Exercise: Each entry should be quoted word for word, including every mark of punctuation.

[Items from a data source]
** BEGIN **

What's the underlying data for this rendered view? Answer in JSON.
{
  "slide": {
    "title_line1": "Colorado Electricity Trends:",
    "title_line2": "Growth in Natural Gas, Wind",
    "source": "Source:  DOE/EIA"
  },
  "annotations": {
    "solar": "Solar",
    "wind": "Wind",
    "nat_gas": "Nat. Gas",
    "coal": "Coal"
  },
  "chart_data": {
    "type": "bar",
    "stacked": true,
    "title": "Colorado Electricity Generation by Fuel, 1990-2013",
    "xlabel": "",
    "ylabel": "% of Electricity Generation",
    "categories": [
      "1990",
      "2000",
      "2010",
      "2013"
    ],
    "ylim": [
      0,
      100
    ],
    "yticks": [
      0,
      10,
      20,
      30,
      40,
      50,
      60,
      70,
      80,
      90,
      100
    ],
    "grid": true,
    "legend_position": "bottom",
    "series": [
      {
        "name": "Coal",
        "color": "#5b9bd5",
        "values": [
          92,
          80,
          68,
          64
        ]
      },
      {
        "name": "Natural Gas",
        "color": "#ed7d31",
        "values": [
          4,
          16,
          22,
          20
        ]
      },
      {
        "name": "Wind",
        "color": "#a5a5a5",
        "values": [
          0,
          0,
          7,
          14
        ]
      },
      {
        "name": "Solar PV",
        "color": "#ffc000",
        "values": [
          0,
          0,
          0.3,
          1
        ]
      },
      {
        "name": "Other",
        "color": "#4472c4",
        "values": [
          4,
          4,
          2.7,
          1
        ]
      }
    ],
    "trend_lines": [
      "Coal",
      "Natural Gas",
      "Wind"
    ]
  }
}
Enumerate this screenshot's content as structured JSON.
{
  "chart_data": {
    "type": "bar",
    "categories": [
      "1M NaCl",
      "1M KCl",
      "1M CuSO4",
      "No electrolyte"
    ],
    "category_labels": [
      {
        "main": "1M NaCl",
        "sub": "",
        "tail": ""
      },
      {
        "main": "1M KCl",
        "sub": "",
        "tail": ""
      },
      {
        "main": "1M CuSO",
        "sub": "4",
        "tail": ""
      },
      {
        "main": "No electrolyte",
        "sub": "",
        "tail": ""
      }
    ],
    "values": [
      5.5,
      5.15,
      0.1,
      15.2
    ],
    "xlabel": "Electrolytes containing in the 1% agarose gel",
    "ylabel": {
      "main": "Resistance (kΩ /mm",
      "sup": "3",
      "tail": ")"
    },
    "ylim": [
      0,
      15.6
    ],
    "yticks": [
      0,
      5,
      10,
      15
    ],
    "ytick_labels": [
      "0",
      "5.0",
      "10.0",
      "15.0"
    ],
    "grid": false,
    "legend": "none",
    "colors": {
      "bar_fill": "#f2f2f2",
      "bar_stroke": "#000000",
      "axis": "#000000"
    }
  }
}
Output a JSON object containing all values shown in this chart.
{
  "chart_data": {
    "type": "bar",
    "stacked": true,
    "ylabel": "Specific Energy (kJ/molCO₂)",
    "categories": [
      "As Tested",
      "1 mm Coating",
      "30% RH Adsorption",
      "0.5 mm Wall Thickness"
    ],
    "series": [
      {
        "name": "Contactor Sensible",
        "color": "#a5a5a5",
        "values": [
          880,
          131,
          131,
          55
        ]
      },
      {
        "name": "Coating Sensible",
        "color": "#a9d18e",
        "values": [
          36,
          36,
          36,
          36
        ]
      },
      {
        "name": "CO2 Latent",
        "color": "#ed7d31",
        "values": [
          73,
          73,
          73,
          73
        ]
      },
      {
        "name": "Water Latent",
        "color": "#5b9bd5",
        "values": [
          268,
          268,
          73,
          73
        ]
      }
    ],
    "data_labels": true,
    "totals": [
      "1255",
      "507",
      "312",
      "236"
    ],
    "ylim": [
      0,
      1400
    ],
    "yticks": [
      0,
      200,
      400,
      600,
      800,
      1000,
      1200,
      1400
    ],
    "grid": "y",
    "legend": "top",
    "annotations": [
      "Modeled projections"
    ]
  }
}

** END **

Answer to the exercise:
What's the underlying data for this rendered view? Answer in JSON.
{
  "slide": {
    "title_line1": "Colorado Electricity Trends:",
    "title_line2": "Growth in Natural Gas, Wind",
    "source": "Source:  DOE/EIA"
  },
  "annotations": {
    "solar": "Solar",
    "wind": "Wind",
    "nat_gas": "Nat. Gas",
    "coal": "Coal"
  },
  "chart_data": {
    "type": "bar",
    "stacked": true,
    "title": "Colorado Electricity Generation by Fuel, 1990-2013",
    "xlabel": "",
    "ylabel": "% of Electricity Generation",
    "categories": [
      "1990",
      "2000",
      "2010",
      "2013"
    ],
    "ylim": [
      0,
      100
    ],
    "yticks": [
      0,
      10,
      20,
      30,
      40,
      50,
      60,
      70,
      80,
      90,
      100
    ],
    "grid": true,
    "legend_position": "bottom",
    "series": [
      {
        "name": "Coal",
        "color": "#5b9bd5",
        "values": [
          92,
          80,
          68,
          64
        ]
      },
      {
        "name": "Natural Gas",
        "color": "#ed7d31",
        "values": [
          4,
          16,
          22,
          20
        ]
      },
      {
        "name": "Wind",
        "color": "#a5a5a5",
        "values": [
          0,
          0,
          7,
          14
        ]
      },
      {
        "name": "Solar PV",
        "color": "#ffc000",
        "values": [
          0,
          0,
          0.3,
          1
        ]
      },
      {
        "name": "Other",
        "color": "#4472c4",
        "values": [
          4,
          4,
          2.7,
          1
        ]
      }
    ],
    "trend_lines": [
      "Coal",
      "Natural Gas",
      "Wind"
    ]
  }
}
Enumerate this screenshot's content as structured JSON.
{
  "chart_data": {
    "type": "bar",
    "categories": [
      "1M NaCl",
      "1M KCl",
      "1M CuSO4",
      "No electrolyte"
    ],
    "category_labels": [
      {
        "main": "1M NaCl",
        "sub": "",
        "tail": ""
      },
      {
        "main": "1M KCl",
        "sub": "",
        "tail": ""
      },
      {
        "main": "1M CuSO",
        "sub": "4",
        "tail": ""
      },
      {
        "main": "No electrolyte",
        "sub": "",
        "tail": ""
      }
    ],
    "values": [
      5.5,
      5.15,
      0.1,
      15.2
    ],
    "xlabel": "Electrolytes containing in the 1% agarose gel",
    "ylabel": {
      "main": "Resistance (kΩ /mm",
      "sup": "3",
      "tail": ")"
    },
    "ylim": [
      0,
      15.6
    ],
    "yticks": [
      0,
      5,
      10,
      15
    ],
    "ytick_labels": [
      "0",
      "5.0",
      "10.0",
      "15.0"
    ],
    "grid": false,
    "legend": "none",
    "colors": {
      "bar_fill": "#f2f2f2",
      "bar_stroke": "#000000",
      "axis": "#000000"
    }
  }
}
Output a JSON object containing all values shown in this chart.
{
  "chart_data": {
    "type": "bar",
    "stacked": true,
    "ylabel": "Specific Energy (kJ/molCO₂)",
    "categories": [
      "As Tested",
      "1 mm Coating",
      "30% RH Adsorption",
      "0.5 mm Wall Thickness"
    ],
    "series": [
      {
        "name": "Contactor Sensible",
        "color": "#a5a5a5",
        "values": [
          880,
          131,
          131,
          55
        ]
      },
      {
        "name": "Coating Sensible",
        "color": "#a9d18e",
        "values": [
          36,
          36,
          36,
          36
        ]
      },
      {
        "name": "CO2 Latent",
        "color": "#ed7d31",
        "values": [
          73,
          73,
          73,
          73
        ]
      },
      {
        "name": "Water Latent",
        "color": "#5b9bd5",
        "values": [
          268,
          268,
          73,
          73
        ]
      }
    ],
    "data_labels": true,
    "totals": [
      "1255",
      "507",
      "312",
      "236"
    ],
    "ylim": [
      0,
      1400
    ],
    "yticks": [
      0,
      200,
      400,
      600,
      800,
      1000,
      1200,
      1400
    ],
    "grid": "y",
    "legend": "top",
    "annotations": [
      "Modeled projections"
    ]
  }
}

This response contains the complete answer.